## INSTRUCTION
Work through the data line by line, gathering every line that has the word "Service".
## START EXERCISE INPUTS
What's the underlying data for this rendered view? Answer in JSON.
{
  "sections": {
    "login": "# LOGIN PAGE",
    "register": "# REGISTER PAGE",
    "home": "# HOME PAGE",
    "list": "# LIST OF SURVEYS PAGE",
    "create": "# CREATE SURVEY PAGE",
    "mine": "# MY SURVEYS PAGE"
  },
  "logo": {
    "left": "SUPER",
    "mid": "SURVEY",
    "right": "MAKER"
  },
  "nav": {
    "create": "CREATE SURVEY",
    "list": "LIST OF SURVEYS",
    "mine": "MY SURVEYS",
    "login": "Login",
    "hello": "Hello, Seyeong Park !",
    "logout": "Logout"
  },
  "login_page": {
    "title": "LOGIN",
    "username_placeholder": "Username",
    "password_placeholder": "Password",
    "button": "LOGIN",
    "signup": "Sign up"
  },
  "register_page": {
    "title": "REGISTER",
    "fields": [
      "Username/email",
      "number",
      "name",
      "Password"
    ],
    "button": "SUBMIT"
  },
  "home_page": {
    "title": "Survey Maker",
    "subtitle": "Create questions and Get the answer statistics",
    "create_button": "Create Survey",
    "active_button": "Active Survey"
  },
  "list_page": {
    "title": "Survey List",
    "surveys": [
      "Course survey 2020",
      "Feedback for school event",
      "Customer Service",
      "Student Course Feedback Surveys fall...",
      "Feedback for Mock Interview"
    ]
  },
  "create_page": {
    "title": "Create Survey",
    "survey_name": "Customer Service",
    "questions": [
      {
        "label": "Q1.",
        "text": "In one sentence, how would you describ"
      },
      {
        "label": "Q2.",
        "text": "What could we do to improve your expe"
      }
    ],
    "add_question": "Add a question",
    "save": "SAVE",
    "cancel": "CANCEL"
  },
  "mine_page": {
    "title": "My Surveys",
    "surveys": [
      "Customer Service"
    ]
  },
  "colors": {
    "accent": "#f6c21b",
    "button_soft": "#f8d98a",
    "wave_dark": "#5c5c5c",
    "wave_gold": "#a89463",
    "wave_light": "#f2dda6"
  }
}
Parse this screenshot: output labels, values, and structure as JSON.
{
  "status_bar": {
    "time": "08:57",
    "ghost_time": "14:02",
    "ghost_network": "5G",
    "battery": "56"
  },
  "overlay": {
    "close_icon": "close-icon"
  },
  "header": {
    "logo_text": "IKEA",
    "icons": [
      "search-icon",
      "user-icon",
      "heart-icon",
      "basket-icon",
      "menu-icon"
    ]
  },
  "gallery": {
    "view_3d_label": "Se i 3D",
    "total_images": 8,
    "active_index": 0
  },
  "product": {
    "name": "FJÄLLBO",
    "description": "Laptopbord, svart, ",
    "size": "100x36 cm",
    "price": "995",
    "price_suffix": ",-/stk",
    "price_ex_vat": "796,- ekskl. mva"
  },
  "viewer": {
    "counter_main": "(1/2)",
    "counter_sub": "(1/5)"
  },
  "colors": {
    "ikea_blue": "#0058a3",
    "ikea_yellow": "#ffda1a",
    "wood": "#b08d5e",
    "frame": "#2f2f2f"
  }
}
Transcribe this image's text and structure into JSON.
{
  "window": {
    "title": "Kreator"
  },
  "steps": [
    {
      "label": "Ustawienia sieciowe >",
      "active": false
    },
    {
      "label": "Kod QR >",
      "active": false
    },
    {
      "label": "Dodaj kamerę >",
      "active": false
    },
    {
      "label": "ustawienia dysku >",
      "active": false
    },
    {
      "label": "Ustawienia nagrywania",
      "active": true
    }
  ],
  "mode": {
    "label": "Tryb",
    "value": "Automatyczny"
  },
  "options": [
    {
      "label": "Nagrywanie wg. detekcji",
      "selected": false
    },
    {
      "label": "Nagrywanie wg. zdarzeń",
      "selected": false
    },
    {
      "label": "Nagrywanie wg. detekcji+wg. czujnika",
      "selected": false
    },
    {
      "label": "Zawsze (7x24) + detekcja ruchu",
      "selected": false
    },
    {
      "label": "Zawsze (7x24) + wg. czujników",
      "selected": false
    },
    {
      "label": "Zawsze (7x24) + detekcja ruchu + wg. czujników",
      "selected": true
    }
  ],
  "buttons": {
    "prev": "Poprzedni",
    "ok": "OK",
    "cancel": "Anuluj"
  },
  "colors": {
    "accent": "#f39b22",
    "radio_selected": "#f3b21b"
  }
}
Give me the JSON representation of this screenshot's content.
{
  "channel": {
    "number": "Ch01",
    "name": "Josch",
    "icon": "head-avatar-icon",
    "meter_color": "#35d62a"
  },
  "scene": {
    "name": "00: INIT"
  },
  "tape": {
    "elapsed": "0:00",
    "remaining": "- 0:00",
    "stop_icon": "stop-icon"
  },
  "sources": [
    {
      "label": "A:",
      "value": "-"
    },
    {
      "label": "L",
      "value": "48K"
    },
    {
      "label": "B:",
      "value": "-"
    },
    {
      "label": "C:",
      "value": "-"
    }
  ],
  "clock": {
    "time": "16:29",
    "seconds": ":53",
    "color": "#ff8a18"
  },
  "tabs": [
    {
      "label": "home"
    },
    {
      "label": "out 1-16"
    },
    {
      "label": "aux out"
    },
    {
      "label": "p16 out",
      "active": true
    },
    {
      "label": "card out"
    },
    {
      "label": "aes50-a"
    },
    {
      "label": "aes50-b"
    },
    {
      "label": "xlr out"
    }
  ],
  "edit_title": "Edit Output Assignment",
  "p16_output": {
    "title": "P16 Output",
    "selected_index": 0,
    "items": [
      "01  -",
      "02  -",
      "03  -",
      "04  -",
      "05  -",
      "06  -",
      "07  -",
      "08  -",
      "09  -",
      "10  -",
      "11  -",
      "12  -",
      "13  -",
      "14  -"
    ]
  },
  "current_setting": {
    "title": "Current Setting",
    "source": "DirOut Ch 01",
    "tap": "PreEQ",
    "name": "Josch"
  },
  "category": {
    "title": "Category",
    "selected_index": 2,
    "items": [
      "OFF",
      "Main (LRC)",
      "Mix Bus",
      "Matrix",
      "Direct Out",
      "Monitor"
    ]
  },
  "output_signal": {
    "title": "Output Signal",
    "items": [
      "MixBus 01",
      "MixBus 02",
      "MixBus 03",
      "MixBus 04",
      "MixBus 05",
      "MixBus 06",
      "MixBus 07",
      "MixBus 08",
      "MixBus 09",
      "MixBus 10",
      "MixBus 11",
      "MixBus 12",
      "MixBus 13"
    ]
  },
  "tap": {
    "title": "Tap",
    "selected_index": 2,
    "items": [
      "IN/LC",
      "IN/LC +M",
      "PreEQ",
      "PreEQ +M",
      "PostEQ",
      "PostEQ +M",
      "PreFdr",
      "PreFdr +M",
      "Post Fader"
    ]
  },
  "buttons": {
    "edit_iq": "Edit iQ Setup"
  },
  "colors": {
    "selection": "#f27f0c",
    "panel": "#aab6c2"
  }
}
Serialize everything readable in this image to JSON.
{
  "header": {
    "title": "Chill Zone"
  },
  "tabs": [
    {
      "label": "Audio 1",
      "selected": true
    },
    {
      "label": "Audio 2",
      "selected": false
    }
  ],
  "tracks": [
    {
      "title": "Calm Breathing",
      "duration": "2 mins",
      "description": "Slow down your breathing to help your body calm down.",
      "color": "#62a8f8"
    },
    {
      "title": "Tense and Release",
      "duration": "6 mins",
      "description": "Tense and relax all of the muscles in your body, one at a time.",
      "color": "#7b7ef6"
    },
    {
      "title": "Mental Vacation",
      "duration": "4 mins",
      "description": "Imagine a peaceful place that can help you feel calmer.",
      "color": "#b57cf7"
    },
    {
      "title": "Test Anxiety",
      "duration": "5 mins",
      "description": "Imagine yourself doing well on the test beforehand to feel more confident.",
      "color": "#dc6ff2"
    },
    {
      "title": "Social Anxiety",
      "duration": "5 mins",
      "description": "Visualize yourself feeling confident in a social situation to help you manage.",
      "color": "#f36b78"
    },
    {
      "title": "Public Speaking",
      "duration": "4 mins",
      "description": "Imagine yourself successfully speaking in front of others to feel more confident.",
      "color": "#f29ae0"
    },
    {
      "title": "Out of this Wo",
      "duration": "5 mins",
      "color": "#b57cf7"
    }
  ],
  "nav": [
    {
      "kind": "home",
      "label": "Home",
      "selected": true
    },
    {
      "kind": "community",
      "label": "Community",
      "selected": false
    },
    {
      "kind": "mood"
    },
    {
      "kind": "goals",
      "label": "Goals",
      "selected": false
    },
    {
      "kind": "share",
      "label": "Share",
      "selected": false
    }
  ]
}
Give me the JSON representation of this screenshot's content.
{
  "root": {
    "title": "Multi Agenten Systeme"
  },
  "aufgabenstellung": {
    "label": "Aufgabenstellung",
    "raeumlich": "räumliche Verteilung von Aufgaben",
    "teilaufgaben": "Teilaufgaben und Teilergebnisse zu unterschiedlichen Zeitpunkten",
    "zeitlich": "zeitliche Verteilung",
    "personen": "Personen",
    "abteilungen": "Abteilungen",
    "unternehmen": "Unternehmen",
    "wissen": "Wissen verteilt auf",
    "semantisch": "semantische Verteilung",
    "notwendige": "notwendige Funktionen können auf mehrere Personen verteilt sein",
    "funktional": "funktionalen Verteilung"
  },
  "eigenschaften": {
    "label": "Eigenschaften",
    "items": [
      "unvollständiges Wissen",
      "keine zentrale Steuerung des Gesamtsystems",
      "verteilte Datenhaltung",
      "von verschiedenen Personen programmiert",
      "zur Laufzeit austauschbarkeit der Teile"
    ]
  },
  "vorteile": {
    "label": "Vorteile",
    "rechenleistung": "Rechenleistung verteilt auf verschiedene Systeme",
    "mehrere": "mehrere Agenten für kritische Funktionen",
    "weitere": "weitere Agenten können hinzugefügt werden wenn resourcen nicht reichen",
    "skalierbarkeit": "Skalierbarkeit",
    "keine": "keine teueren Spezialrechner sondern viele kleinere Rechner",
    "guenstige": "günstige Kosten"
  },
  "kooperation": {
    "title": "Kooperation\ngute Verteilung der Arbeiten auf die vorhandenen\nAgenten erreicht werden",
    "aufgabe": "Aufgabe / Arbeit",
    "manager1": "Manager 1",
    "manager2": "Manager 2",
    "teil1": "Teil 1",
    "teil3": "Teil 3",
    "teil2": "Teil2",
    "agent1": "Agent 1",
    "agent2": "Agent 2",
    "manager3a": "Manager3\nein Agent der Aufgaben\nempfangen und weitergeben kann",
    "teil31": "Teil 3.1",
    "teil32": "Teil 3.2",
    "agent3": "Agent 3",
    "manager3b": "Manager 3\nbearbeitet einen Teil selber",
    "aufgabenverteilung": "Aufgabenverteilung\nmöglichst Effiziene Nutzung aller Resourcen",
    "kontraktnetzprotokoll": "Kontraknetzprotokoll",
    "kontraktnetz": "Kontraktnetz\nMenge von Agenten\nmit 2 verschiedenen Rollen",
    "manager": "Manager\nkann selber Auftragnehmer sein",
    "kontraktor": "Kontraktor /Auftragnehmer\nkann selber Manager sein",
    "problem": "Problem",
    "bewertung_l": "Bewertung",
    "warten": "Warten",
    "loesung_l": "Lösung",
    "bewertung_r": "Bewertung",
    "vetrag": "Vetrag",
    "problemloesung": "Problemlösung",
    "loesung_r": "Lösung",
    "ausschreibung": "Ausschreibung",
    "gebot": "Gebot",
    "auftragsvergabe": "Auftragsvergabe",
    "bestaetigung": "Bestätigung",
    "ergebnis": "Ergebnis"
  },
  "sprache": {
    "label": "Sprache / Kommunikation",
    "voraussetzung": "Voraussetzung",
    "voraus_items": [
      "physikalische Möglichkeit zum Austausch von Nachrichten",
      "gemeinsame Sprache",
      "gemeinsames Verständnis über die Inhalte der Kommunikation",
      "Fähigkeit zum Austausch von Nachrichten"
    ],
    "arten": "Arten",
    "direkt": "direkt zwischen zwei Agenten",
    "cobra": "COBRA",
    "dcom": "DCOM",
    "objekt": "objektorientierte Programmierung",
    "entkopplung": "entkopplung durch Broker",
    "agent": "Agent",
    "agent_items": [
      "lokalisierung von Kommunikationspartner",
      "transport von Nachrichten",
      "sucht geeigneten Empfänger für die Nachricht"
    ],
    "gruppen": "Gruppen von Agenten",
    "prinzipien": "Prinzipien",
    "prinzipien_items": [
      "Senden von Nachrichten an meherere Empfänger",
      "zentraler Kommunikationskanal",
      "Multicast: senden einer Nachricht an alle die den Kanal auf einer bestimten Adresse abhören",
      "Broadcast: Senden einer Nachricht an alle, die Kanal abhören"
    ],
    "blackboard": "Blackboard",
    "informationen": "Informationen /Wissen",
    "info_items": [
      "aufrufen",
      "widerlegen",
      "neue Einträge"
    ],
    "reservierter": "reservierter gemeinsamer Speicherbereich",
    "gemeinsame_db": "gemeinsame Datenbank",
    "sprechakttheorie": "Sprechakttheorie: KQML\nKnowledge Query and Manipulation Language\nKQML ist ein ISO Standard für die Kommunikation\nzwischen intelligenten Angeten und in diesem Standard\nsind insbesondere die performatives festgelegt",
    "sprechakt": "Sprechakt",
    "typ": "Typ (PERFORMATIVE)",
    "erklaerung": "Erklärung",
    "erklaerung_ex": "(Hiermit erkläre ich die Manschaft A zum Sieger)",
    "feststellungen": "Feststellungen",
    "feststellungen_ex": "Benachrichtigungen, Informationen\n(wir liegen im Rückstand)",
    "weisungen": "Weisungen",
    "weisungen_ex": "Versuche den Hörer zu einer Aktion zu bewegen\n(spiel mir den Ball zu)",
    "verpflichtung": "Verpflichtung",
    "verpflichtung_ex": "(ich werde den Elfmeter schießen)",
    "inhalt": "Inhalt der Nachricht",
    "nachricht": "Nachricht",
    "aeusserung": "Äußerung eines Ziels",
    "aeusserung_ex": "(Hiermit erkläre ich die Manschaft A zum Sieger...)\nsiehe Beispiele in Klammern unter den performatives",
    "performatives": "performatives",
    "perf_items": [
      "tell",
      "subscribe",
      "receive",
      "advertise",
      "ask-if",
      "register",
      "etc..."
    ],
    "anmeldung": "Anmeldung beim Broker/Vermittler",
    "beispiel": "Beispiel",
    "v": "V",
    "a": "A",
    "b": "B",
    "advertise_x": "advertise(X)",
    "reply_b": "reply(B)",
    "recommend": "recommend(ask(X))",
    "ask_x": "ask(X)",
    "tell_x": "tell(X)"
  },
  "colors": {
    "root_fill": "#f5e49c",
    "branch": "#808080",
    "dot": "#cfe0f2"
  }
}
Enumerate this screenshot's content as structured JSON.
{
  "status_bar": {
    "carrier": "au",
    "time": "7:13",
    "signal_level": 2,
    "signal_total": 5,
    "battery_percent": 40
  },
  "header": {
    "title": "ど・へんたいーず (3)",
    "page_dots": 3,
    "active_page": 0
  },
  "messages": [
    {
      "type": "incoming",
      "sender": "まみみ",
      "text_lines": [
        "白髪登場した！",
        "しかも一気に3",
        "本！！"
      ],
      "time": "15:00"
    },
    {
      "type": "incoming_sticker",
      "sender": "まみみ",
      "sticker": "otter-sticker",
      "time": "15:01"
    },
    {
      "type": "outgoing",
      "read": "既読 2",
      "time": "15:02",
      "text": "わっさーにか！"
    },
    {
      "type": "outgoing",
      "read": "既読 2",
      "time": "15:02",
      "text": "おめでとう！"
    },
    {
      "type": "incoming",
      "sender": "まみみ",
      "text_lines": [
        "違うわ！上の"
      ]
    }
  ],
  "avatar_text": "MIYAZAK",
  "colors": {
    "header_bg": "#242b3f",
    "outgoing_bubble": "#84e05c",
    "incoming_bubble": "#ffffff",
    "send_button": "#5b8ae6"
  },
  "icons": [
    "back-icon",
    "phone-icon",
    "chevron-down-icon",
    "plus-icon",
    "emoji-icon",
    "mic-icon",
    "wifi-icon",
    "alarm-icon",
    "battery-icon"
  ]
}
## END EXERCISE INPUTS
## TASK OUTPUT
      "Customer Service",
    "survey_name": "Customer Service",
      "Customer Service"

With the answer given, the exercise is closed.